(Items listed in a dataset)
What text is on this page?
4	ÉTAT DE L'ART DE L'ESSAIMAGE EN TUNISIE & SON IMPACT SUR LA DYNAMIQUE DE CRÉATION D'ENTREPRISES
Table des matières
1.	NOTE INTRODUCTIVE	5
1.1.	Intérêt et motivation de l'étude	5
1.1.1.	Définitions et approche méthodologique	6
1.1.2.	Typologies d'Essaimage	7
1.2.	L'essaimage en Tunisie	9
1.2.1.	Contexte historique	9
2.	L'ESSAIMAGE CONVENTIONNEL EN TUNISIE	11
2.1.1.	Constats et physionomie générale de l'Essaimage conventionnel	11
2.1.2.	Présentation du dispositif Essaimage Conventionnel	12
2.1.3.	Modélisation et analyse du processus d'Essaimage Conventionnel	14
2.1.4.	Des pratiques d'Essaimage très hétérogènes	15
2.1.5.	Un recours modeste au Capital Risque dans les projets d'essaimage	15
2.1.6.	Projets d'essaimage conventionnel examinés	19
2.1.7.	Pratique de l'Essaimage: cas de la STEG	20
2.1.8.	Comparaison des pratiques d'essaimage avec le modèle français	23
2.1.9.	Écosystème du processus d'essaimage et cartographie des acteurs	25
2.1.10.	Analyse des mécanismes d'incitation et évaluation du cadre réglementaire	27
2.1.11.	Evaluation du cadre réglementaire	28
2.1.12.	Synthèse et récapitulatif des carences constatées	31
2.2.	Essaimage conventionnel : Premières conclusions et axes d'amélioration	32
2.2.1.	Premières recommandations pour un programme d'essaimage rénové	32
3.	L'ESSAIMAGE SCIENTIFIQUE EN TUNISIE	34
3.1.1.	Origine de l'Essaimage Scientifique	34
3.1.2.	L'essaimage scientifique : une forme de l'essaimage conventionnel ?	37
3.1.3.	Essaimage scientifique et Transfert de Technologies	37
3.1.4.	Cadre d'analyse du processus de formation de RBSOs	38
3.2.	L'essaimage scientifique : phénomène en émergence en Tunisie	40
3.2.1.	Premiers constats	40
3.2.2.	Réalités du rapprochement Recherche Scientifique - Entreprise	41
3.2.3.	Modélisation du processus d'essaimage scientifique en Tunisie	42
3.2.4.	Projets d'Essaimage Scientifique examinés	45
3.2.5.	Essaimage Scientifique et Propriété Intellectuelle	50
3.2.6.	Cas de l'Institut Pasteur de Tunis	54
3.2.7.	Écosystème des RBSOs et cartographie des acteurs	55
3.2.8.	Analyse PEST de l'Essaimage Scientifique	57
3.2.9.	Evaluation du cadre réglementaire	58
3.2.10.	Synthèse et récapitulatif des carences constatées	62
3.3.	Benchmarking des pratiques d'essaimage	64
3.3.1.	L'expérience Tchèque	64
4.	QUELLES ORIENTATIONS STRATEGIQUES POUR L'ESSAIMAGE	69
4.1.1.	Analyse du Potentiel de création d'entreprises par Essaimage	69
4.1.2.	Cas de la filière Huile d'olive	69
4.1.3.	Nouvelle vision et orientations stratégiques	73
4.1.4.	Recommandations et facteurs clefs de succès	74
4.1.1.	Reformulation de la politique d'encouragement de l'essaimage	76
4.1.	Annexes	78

YOUR OBJECTIVE
Transcribe all of the lines in the records precisely.

SOLUTION
What text is on this page?
4	ÉTAT DE L'ART DE L'ESSAIMAGE EN TUNISIE & SON IMPACT SUR LA DYNAMIQUE DE CRÉATION D'ENTREPRISES
Table des matières
1.	NOTE INTRODUCTIVE	5
1.1.	Intérêt et motivation de l'étude	5
1.1.1.	Définitions et approche méthodologique	6
1.1.2.	Typologies d'Essaimage	7
1.2.	L'essaimage en Tunisie	9
1.2.1.	Contexte historique	9
2.	L'ESSAIMAGE CONVENTIONNEL EN TUNISIE	11
2.1.1.	Constats et physionomie générale de l'Essaimage conventionnel	11
2.1.2.	Présentation du dispositif Essaimage Conventionnel	12
2.1.3.	Modélisation et analyse du processus d'Essaimage Conventionnel	14
2.1.4.	Des pratiques d'Essaimage très hétérogènes	15
2.1.5.	Un recours modeste au Capital Risque dans les projets d'essaimage	15
2.1.6.	Projets d'essaimage conventionnel examinés	19
2.1.7.	Pratique de l'Essaimage: cas de la STEG	20
2.1.8.	Comparaison des pratiques d'essaimage avec le modèle français	23
2.1.9.	Écosystème du processus d'essaimage et cartographie des acteurs	25
2.1.10.	Analyse des mécanismes d'incitation et évaluation du cadre réglementaire	27
2.1.11.	Evaluation du cadre réglementaire	28
2.1.12.	Synthèse et récapitulatif des carences constatées	31
2.2.	Essaimage conventionnel : Premières conclusions et axes d'amélioration	32
2.2.1.	Premières recommandations pour un programme d'essaimage rénové	32
3.	L'ESSAIMAGE SCIENTIFIQUE EN TUNISIE	34
3.1.1.	Origine de l'Essaimage Scientifique	34
3.1.2.	L'essaimage scientifique : une forme de l'essaimage conventionnel ?	37
3.1.3.	Essaimage scientifique et Transfert de Technologies	37
3.1.4.	Cadre d'analyse du processus de formation de RBSOs	38
3.2.	L'essaimage scientifique : phénomène en émergence en Tunisie	40
3.2.1.	Premiers constats	40
3.2.2.	Réalités du rapprochement Recherche Scientifique - Entreprise	41
3.2.3.	Modélisation du processus d'essaimage scientifique en Tunisie	42
3.2.4.	Projets d'Essaimage Scientifique examinés	45
3.2.5.	Essaimage Scientifique et Propriété Intellectuelle	50
3.2.6.	Cas de l'Institut Pasteur de Tunis	54
3.2.7.	Écosystème des RBSOs et cartographie des acteurs	55
3.2.8.	Analyse PEST de l'Essaimage Scientifique	57
3.2.9.	Evaluation du cadre réglementaire	58
3.2.10.	Synthèse et récapitulatif des carences constatées	62
3.3.	Benchmarking des pratiques d'essaimage	64
3.3.1.	L'expérience Tchèque	64
4.	QUELLES ORIENTATIONS STRATEGIQUES POUR L'ESSAIMAGE	69
4.1.1.	Analyse du Potentiel de création d'entreprises par Essaimage	69
4.1.2.	Cas de la filière Huile d'olive	69
4.1.3.	Nouvelle vision et orientations stratégiques	73
4.1.4.	Recommandations et facteurs clefs de succès	74
4.1.1.	Reformulation de la politique d'encouragement de l'essaimage	76
4.1.	Annexes	78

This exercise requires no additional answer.